## Aim of the task
Repeat every entry in the listing below, exactly.

## Data lines
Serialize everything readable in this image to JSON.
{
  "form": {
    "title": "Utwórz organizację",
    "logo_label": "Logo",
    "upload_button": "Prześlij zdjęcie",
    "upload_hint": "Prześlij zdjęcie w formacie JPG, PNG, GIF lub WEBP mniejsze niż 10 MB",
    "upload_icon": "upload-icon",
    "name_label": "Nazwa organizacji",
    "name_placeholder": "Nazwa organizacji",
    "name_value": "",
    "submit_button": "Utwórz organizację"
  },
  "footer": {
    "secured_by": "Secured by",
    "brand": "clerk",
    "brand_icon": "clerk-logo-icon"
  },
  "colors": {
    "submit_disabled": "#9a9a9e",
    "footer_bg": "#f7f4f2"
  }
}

## Exercise output
Serialize everything readable in this image to JSON.
{
  "form": {
    "title": "Utwórz organizację",
    "logo_label": "Logo",
    "upload_button": "Prześlij zdjęcie",
    "upload_hint": "Prześlij zdjęcie w formacie JPG, PNG, GIF lub WEBP mniejsze niż 10 MB",
    "upload_icon": "upload-icon",
    "name_label": "Nazwa organizacji",
    "name_placeholder": "Nazwa organizacji",
    "name_value": "",
    "submit_button": "Utwórz organizację"
  },
  "footer": {
    "secured_by": "Secured by",
    "brand": "clerk",
    "brand_icon": "clerk-logo-icon"
  },
  "colors": {
    "submit_disabled": "#9a9a9e",
    "footer_bg": "#f7f4f2"
  }
}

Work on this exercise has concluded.